THE TASK:
Print out the full listing exactly as it reads.

◇ ◇ ◇ ◇ ◇

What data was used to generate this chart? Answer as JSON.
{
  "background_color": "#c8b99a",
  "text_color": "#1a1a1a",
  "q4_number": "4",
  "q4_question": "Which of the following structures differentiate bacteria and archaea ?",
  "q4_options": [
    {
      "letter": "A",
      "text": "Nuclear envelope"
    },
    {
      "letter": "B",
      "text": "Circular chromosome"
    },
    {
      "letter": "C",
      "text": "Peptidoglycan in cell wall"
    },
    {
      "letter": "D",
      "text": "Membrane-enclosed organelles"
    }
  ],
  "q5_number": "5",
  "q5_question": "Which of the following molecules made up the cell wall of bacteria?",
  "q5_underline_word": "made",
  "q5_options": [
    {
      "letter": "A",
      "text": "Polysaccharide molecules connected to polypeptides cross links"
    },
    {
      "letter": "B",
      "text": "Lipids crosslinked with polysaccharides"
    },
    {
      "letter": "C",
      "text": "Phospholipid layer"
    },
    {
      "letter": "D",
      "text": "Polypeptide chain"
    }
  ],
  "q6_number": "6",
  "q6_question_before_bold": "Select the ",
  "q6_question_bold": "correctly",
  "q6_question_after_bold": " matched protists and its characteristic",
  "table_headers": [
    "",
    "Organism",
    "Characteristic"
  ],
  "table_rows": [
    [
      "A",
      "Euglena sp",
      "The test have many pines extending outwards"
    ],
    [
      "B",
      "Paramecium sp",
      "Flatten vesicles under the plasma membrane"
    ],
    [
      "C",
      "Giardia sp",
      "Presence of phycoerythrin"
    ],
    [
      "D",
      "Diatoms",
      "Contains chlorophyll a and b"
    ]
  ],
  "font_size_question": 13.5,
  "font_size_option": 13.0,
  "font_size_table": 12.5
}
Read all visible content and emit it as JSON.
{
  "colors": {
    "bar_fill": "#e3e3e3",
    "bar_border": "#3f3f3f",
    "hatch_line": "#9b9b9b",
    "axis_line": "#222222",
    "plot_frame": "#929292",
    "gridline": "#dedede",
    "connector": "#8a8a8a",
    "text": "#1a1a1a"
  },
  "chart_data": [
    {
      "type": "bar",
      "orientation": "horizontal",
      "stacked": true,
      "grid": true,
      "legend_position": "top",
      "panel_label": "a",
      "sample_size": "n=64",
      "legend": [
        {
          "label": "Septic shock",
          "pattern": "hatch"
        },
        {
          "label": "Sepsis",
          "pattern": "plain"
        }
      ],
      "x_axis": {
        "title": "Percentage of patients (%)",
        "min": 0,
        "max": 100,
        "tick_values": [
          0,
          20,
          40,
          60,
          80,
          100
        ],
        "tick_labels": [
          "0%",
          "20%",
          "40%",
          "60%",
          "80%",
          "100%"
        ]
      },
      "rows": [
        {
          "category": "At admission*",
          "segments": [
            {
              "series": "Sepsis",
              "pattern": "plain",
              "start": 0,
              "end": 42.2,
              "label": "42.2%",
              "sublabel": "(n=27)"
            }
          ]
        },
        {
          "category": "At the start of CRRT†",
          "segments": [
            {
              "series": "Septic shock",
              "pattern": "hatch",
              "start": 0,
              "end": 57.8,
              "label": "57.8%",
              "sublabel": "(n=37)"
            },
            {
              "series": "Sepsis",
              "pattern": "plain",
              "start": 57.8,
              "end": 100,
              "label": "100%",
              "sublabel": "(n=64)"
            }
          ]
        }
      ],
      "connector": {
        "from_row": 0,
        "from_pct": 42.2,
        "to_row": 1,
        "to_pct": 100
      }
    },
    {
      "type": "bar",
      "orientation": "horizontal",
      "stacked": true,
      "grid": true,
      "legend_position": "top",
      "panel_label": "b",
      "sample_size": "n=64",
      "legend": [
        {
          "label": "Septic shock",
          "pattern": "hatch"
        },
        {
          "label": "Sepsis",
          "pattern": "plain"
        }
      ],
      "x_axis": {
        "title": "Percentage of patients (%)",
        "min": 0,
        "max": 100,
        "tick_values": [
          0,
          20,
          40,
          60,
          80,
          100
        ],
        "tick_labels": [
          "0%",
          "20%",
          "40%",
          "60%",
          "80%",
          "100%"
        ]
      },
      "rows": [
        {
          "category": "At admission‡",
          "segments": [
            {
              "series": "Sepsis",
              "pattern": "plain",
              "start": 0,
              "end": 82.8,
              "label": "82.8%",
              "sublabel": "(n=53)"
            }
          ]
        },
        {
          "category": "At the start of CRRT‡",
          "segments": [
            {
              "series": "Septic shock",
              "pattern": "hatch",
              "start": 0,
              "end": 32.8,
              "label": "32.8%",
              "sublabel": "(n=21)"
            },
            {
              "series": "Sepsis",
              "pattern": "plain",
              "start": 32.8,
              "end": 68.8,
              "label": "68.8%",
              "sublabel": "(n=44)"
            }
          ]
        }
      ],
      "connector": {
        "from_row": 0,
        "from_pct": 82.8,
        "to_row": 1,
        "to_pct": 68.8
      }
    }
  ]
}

◇ ◇ ◇ ◇ ◇

RESPONSE AREA:
What data was used to generate this chart? Answer as JSON.
{
  "background_color": "#c8b99a",
  "text_color": "#1a1a1a",
  "q4_number": "4",
  "q4_question": "Which of the following structures differentiate bacteria and archaea ?",
  "q4_options": [
    {
      "letter": "A",
      "text": "Nuclear envelope"
    },
    {
      "letter": "B",
      "text": "Circular chromosome"
    },
    {
      "letter": "C",
      "text": "Peptidoglycan in cell wall"
    },
    {
      "letter": "D",
      "text": "Membrane-enclosed organelles"
    }
  ],
  "q5_number": "5",
  "q5_question": "Which of the following molecules made up the cell wall of bacteria?",
  "q5_underline_word": "made",
  "q5_options": [
    {
      "letter": "A",
      "text": "Polysaccharide molecules connected to polypeptides cross links"
    },
    {
      "letter": "B",
      "text": "Lipids crosslinked with polysaccharides"
    },
    {
      "letter": "C",
      "text": "Phospholipid layer"
    },
    {
      "letter": "D",
      "text": "Polypeptide chain"
    }
  ],
  "q6_number": "6",
  "q6_question_before_bold": "Select the ",
  "q6_question_bold": "correctly",
  "q6_question_after_bold": " matched protists and its characteristic",
  "table_headers": [
    "",
    "Organism",
    "Characteristic"
  ],
  "table_rows": [
    [
      "A",
      "Euglena sp",
      "The test have many pines extending outwards"
    ],
    [
      "B",
      "Paramecium sp",
      "Flatten vesicles under the plasma membrane"
    ],
    [
      "C",
      "Giardia sp",
      "Presence of phycoerythrin"
    ],
    [
      "D",
      "Diatoms",
      "Contains chlorophyll a and b"
    ]
  ],
  "font_size_question": 13.5,
  "font_size_option": 13.0,
  "font_size_table": 12.5
}
Read all visible content and emit it as JSON.
{
  "colors": {
    "bar_fill": "#e3e3e3",
    "bar_border": "#3f3f3f",
    "hatch_line": "#9b9b9b",
    "axis_line": "#222222",
    "plot_frame": "#929292",
    "gridline": "#dedede",
    "connector": "#8a8a8a",
    "text": "#1a1a1a"
  },
  "chart_data": [
    {
      "type": "bar",
      "orientation": "horizontal",
      "stacked": true,
      "grid": true,
      "legend_position": "top",
      "panel_label": "a",
      "sample_size": "n=64",
      "legend": [
        {
          "label": "Septic shock",
          "pattern": "hatch"
        },
        {
          "label": "Sepsis",
          "pattern": "plain"
        }
      ],
      "x_axis": {
        "title": "Percentage of patients (%)",
        "min": 0,
        "max": 100,
        "tick_values": [
          0,
          20,
          40,
          60,
          80,
          100
        ],
        "tick_labels": [
          "0%",
          "20%",
          "40%",
          "60%",
          "80%",
          "100%"
        ]
      },
      "rows": [
        {
          "category": "At admission*",
          "segments": [
            {
              "series": "Sepsis",
              "pattern": "plain",
              "start": 0,
              "end": 42.2,
              "label": "42.2%",
              "sublabel": "(n=27)"
            }
          ]
        },
        {
          "category": "At the start of CRRT†",
          "segments": [
            {
              "series": "Septic shock",
              "pattern": "hatch",
              "start": 0,
              "end": 57.8,
              "label": "57.8%",
              "sublabel": "(n=37)"
            },
            {
              "series": "Sepsis",
              "pattern": "plain",
              "start": 57.8,
              "end": 100,
              "label": "100%",
              "sublabel": "(n=64)"
            }
          ]
        }
      ],
      "connector": {
        "from_row": 0,
        "from_pct": 42.2,
        "to_row": 1,
        "to_pct": 100
      }
    },
    {
      "type": "bar",
      "orientation": "horizontal",
      "stacked": true,
      "grid": true,
      "legend_position": "top",
      "panel_label": "b",
      "sample_size": "n=64",
      "legend": [
        {
          "label": "Septic shock",
          "pattern": "hatch"
        },
        {
          "label": "Sepsis",
          "pattern": "plain"
        }
      ],
      "x_axis": {
        "title": "Percentage of patients (%)",
        "min": 0,
        "max": 100,
        "tick_values": [
          0,
          20,
          40,
          60,
          80,
          100
        ],
        "tick_labels": [
          "0%",
          "20%",
          "40%",
          "60%",
          "80%",
          "100%"
        ]
      },
      "rows": [
        {
          "category": "At admission‡",
          "segments": [
            {
              "series": "Sepsis",
              "pattern": "plain",
              "start": 0,
              "end": 82.8,
              "label": "82.8%",
              "sublabel": "(n=53)"
            }
          ]
        },
        {
          "category": "At the start of CRRT‡",
          "segments": [
            {
              "series": "Septic shock",
              "pattern": "hatch",
              "start": 0,
              "end": 32.8,
              "label": "32.8%",
              "sublabel": "(n=21)"
            },
            {
              "series": "Sepsis",
              "pattern": "plain",
              "start": 32.8,
              "end": 68.8,
              "label": "68.8%",
              "sublabel": "(n=44)"
            }
          ]
        }
      ],
      "connector": {
        "from_row": 0,
        "from_pct": 82.8,
        "to_row": 1,
        "to_pct": 68.8
      }
    }
  ]
}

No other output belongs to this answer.